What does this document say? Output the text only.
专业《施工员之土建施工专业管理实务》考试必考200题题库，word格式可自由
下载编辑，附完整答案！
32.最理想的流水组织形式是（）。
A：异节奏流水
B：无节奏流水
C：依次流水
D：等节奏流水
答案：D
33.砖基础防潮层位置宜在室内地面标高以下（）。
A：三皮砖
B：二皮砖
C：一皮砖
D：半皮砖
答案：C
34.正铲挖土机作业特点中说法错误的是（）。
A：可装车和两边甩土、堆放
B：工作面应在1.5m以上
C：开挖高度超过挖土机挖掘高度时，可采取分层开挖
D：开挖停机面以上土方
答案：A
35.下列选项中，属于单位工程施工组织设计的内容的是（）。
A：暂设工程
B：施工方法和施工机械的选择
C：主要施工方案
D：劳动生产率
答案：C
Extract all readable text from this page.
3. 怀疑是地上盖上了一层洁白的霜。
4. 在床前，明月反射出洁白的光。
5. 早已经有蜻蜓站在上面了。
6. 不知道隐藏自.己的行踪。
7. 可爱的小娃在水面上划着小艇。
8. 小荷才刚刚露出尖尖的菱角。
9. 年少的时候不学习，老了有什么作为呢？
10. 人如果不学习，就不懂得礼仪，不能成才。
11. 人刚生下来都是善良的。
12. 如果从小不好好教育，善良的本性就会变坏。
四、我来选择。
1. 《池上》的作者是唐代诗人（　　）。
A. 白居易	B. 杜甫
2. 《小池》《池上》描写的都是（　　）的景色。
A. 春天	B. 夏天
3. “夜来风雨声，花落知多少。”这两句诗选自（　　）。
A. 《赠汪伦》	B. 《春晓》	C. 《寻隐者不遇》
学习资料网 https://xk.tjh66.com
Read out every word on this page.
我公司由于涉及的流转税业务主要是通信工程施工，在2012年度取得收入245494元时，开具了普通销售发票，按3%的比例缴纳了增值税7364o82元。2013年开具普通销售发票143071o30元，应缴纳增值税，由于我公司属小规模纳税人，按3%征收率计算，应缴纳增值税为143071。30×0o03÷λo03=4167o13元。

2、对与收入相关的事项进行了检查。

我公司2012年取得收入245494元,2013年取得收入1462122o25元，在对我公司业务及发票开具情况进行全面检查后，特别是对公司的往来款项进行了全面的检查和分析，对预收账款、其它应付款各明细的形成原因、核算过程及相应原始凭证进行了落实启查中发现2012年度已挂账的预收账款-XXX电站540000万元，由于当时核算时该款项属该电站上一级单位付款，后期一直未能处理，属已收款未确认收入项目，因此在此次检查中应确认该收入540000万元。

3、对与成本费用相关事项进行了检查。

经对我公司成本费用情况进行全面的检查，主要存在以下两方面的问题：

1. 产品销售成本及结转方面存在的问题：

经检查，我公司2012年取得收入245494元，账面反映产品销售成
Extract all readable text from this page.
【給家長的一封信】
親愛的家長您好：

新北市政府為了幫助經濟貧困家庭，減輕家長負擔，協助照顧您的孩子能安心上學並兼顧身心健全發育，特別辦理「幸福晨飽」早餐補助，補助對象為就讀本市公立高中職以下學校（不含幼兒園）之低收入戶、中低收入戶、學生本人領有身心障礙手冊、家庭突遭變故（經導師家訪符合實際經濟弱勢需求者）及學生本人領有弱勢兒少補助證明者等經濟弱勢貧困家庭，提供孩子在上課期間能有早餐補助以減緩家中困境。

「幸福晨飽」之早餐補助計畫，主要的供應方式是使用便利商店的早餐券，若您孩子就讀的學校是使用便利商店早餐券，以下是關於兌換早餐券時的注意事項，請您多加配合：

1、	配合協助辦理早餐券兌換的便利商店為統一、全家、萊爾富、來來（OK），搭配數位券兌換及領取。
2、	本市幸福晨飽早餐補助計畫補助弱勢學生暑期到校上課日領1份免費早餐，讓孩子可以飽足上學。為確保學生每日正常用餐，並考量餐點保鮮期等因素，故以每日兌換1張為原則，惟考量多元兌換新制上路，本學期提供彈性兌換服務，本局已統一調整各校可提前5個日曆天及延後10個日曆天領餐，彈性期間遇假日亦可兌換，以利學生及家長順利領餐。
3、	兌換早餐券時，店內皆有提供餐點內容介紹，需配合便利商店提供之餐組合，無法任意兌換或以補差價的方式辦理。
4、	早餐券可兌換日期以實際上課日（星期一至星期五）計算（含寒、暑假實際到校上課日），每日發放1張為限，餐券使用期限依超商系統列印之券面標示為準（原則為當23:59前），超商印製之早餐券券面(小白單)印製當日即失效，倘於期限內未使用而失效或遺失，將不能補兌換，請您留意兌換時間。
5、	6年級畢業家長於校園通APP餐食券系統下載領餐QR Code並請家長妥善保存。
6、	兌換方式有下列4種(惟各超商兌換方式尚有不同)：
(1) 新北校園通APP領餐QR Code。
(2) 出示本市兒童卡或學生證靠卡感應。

(What is being asked):
Each record above must be given again exactly.

(Response to the task):
What does this document say? Output the text only.
专业《施工员之土建施工专业管理实务》考试必考200题题库，word格式可自由
下载编辑，附完整答案！
32.最理想的流水组织形式是（）。
A：异节奏流水
B：无节奏流水
C：依次流水
D：等节奏流水
答案：D
33.砖基础防潮层位置宜在室内地面标高以下（）。
A：三皮砖
B：二皮砖
C：一皮砖
D：半皮砖
答案：C
34.正铲挖土机作业特点中说法错误的是（）。
A：可装车和两边甩土、堆放
B：工作面应在1.5m以上
C：开挖高度超过挖土机挖掘高度时，可采取分层开挖
D：开挖停机面以上土方
答案：A
35.下列选项中，属于单位工程施工组织设计的内容的是（）。
A：暂设工程
B：施工方法和施工机械的选择
C：主要施工方案
D：劳动生产率
答案：C
Extract all readable text from this page.
3. 怀疑是地上盖上了一层洁白的霜。
4. 在床前，明月反射出洁白的光。
5. 早已经有蜻蜓站在上面了。
6. 不知道隐藏自.己的行踪。
7. 可爱的小娃在水面上划着小艇。
8. 小荷才刚刚露出尖尖的菱角。
9. 年少的时候不学习，老了有什么作为呢？
10. 人如果不学习，就不懂得礼仪，不能成才。
11. 人刚生下来都是善良的。
12. 如果从小不好好教育，善良的本性就会变坏。
四、我来选择。
1. 《池上》的作者是唐代诗人（　　）。
A. 白居易	B. 杜甫
2. 《小池》《池上》描写的都是（　　）的景色。
A. 春天	B. 夏天
3. “夜来风雨声，花落知多少。”这两句诗选自（　　）。
A. 《赠汪伦》	B. 《春晓》	C. 《寻隐者不遇》
学习资料网 https://xk.tjh66.com
Read out every word on this page.
我公司由于涉及的流转税业务主要是通信工程施工，在2012年度取得收入245494元时，开具了普通销售发票，按3%的比例缴纳了增值税7364o82元。2013年开具普通销售发票143071o30元，应缴纳增值税，由于我公司属小规模纳税人，按3%征收率计算，应缴纳增值税为143071。30×0o03÷λo03=4167o13元。

2、对与收入相关的事项进行了检查。

我公司2012年取得收入245494元,2013年取得收入1462122o25元，在对我公司业务及发票开具情况进行全面检查后，特别是对公司的往来款项进行了全面的检查和分析，对预收账款、其它应付款各明细的形成原因、核算过程及相应原始凭证进行了落实启查中发现2012年度已挂账的预收账款-XXX电站540000万元，由于当时核算时该款项属该电站上一级单位付款，后期一直未能处理，属已收款未确认收入项目，因此在此次检查中应确认该收入540000万元。

3、对与成本费用相关事项进行了检查。

经对我公司成本费用情况进行全面的检查，主要存在以下两方面的问题：

1. 产品销售成本及结转方面存在的问题：

经检查，我公司2012年取得收入245494元，账面反映产品销售成
Extract all readable text from this page.
【給家長的一封信】
親愛的家長您好：

新北市政府為了幫助經濟貧困家庭，減輕家長負擔，協助照顧您的孩子能安心上學並兼顧身心健全發育，特別辦理「幸福晨飽」早餐補助，補助對象為就讀本市公立高中職以下學校（不含幼兒園）之低收入戶、中低收入戶、學生本人領有身心障礙手冊、家庭突遭變故（經導師家訪符合實際經濟弱勢需求者）及學生本人領有弱勢兒少補助證明者等經濟弱勢貧困家庭，提供孩子在上課期間能有早餐補助以減緩家中困境。

「幸福晨飽」之早餐補助計畫，主要的供應方式是使用便利商店的早餐券，若您孩子就讀的學校是使用便利商店早餐券，以下是關於兌換早餐券時的注意事項，請您多加配合：

1、	配合協助辦理早餐券兌換的便利商店為統一、全家、萊爾富、來來（OK），搭配數位券兌換及領取。
2、	本市幸福晨飽早餐補助計畫補助弱勢學生暑期到校上課日領1份免費早餐，讓孩子可以飽足上學。為確保學生每日正常用餐，並考量餐點保鮮期等因素，故以每日兌換1張為原則，惟考量多元兌換新制上路，本學期提供彈性兌換服務，本局已統一調整各校可提前5個日曆天及延後10個日曆天領餐，彈性期間遇假日亦可兌換，以利學生及家長順利領餐。
3、	兌換早餐券時，店內皆有提供餐點內容介紹，需配合便利商店提供之餐組合，無法任意兌換或以補差價的方式辦理。
4、	早餐券可兌換日期以實際上課日（星期一至星期五）計算（含寒、暑假實際到校上課日），每日發放1張為限，餐券使用期限依超商系統列印之券面標示為準（原則為當23:59前），超商印製之早餐券券面(小白單)印製當日即失效，倘於期限內未使用而失效或遺失，將不能補兌換，請您留意兌換時間。
5、	6年級畢業家長於校園通APP餐食券系統下載領餐QR Code並請家長妥善保存。
6、	兌換方式有下列4種(惟各超商兌換方式尚有不同)：
(1) 新北校園通APP領餐QR Code。
(2) 出示本市兒童卡或學生證靠卡感應。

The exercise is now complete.